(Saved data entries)
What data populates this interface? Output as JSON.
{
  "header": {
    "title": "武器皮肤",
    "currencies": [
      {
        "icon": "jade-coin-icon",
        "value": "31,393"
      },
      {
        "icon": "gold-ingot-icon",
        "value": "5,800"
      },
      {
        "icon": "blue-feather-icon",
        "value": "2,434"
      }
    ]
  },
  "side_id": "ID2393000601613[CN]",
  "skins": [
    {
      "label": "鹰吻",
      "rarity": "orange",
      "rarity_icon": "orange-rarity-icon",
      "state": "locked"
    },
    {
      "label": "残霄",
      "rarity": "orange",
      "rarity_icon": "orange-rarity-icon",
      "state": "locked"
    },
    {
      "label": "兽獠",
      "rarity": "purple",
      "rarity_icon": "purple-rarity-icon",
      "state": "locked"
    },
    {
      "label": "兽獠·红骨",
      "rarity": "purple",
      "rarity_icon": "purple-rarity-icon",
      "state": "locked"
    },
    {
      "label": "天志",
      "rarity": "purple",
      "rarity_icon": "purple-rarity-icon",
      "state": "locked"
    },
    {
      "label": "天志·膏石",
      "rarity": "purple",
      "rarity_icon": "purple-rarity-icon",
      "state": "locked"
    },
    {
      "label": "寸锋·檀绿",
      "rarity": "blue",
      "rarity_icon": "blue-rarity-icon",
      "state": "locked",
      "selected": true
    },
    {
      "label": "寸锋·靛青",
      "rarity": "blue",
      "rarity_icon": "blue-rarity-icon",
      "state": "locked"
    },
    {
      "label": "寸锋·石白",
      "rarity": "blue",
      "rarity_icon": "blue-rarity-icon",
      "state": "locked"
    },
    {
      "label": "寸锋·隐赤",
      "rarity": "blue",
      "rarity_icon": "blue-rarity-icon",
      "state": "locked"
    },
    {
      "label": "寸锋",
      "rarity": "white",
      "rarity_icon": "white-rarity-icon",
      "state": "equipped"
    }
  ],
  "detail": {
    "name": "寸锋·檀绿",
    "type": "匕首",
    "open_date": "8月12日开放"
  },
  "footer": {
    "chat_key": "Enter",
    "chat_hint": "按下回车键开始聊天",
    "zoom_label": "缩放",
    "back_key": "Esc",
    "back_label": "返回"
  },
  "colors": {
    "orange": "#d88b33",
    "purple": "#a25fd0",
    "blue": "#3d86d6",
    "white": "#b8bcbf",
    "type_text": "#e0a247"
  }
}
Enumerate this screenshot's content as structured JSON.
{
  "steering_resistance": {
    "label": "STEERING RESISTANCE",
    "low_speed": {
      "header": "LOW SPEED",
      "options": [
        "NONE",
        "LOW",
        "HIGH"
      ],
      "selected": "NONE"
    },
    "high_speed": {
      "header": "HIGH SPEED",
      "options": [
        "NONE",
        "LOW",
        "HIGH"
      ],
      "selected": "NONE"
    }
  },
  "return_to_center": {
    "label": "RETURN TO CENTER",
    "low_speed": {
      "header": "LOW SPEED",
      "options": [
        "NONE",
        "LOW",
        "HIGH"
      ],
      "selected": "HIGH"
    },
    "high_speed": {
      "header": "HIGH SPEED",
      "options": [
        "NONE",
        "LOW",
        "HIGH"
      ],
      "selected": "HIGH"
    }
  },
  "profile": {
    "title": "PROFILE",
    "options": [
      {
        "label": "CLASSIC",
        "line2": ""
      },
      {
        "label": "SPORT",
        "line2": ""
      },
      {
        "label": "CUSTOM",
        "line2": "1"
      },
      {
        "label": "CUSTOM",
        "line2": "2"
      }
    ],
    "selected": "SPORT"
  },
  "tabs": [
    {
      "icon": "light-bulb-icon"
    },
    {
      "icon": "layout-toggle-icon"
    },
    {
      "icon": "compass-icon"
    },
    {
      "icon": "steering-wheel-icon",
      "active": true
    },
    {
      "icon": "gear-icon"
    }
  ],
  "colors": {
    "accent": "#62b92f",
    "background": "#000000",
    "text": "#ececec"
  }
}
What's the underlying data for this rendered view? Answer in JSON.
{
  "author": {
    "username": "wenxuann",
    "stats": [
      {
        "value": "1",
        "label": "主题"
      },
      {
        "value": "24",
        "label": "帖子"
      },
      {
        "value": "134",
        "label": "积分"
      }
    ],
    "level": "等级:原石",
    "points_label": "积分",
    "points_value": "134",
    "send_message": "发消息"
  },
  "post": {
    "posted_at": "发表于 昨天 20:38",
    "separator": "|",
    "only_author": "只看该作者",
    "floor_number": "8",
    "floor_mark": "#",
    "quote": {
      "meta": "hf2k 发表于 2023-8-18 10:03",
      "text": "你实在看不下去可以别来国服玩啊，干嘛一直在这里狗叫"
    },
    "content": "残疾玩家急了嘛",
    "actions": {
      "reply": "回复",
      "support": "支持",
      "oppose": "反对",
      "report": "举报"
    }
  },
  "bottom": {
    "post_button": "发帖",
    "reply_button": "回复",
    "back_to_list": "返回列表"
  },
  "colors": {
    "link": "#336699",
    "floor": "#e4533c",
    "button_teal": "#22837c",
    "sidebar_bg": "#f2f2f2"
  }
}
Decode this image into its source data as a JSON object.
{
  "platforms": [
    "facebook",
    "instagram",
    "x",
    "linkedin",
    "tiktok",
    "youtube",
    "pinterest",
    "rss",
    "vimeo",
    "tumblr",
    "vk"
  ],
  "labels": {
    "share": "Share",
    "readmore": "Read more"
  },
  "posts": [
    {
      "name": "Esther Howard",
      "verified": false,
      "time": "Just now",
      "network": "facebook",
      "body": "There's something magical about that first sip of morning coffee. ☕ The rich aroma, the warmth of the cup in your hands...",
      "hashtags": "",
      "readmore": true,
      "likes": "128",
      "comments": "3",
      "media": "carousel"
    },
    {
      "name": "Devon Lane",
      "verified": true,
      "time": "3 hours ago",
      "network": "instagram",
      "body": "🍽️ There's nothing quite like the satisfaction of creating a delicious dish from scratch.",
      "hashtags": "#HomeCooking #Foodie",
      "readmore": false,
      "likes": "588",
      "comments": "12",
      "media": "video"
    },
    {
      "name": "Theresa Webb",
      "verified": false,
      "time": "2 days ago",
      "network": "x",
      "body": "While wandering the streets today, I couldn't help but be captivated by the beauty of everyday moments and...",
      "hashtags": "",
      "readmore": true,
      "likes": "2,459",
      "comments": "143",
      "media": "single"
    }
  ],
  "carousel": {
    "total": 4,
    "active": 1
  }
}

* _What you will do_:
What is the number of lines that hold the string "time"? Give it alone.

* _Answer for the task_:
3